> INSTRUCTIONS TO FOLLOW: Print the records below exactly as they appear.

> GIVEN ENTRIES:
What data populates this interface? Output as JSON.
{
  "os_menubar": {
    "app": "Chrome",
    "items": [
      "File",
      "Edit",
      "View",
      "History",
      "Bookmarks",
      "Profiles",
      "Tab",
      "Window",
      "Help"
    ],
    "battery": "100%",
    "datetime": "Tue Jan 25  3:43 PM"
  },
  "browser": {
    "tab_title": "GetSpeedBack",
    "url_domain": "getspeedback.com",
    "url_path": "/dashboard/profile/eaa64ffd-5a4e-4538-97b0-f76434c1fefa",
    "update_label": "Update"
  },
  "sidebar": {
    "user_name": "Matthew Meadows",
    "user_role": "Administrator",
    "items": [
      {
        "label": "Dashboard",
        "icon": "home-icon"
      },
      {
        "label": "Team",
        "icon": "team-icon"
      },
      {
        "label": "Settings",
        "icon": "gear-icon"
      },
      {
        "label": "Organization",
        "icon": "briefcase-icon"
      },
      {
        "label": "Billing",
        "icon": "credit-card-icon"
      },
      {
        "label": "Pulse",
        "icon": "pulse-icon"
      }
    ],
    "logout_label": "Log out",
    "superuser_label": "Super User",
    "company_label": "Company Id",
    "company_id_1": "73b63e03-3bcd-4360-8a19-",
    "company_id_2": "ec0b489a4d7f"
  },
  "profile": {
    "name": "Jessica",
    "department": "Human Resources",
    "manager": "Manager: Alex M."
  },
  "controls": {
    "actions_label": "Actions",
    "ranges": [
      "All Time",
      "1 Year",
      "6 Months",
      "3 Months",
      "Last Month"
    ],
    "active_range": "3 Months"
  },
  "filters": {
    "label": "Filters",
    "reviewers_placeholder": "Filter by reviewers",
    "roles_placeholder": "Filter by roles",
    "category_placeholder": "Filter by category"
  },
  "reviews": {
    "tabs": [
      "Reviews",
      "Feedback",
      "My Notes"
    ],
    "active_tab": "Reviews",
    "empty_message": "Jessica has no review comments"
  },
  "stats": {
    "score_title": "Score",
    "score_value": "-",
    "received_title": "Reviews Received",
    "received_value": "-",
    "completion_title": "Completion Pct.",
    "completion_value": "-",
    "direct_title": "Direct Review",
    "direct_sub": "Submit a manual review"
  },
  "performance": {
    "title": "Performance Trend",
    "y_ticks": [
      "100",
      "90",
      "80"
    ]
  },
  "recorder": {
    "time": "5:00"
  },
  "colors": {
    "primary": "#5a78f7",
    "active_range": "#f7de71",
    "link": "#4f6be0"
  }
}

> RESULT OF THE TASK:
What data populates this interface? Output as JSON.
{
  "os_menubar": {
    "app": "Chrome",
    "items": [
      "File",
      "Edit",
      "View",
      "History",
      "Bookmarks",
      "Profiles",
      "Tab",
      "Window",
      "Help"
    ],
    "battery": "100%",
    "datetime": "Tue Jan 25  3:43 PM"
  },
  "browser": {
    "tab_title": "GetSpeedBack",
    "url_domain": "getspeedback.com",
    "url_path": "/dashboard/profile/eaa64ffd-5a4e-4538-97b0-f76434c1fefa",
    "update_label": "Update"
  },
  "sidebar": {
    "user_name": "Matthew Meadows",
    "user_role": "Administrator",
    "items": [
      {
        "label": "Dashboard",
        "icon": "home-icon"
      },
      {
        "label": "Team",
        "icon": "team-icon"
      },
      {
        "label": "Settings",
        "icon": "gear-icon"
      },
      {
        "label": "Organization",
        "icon": "briefcase-icon"
      },
      {
        "label": "Billing",
        "icon": "credit-card-icon"
      },
      {
        "label": "Pulse",
        "icon": "pulse-icon"
      }
    ],
    "logout_label": "Log out",
    "superuser_label": "Super User",
    "company_label": "Company Id",
    "company_id_1": "73b63e03-3bcd-4360-8a19-",
    "company_id_2": "ec0b489a4d7f"
  },
  "profile": {
    "name": "Jessica",
    "department": "Human Resources",
    "manager": "Manager: Alex M."
  },
  "controls": {
    "actions_label": "Actions",
    "ranges": [
      "All Time",
      "1 Year",
      "6 Months",
      "3 Months",
      "Last Month"
    ],
    "active_range": "3 Months"
  },
  "filters": {
    "label": "Filters",
    "reviewers_placeholder": "Filter by reviewers",
    "roles_placeholder": "Filter by roles",
    "category_placeholder": "Filter by category"
  },
  "reviews": {
    "tabs": [
      "Reviews",
      "Feedback",
      "My Notes"
    ],
    "active_tab": "Reviews",
    "empty_message": "Jessica has no review comments"
  },
  "stats": {
    "score_title": "Score",
    "score_value": "-",
    "received_title": "Reviews Received",
    "received_value": "-",
    "completion_title": "Completion Pct.",
    "completion_value": "-",
    "direct_title": "Direct Review",
    "direct_sub": "Submit a manual review"
  },
  "performance": {
    "title": "Performance Trend",
    "y_ticks": [
      "100",
      "90",
      "80"
    ]
  },
  "recorder": {
    "time": "5:00"
  },
  "colors": {
    "primary": "#5a78f7",
    "active_range": "#f7de71",
    "link": "#4f6be0"
  }
}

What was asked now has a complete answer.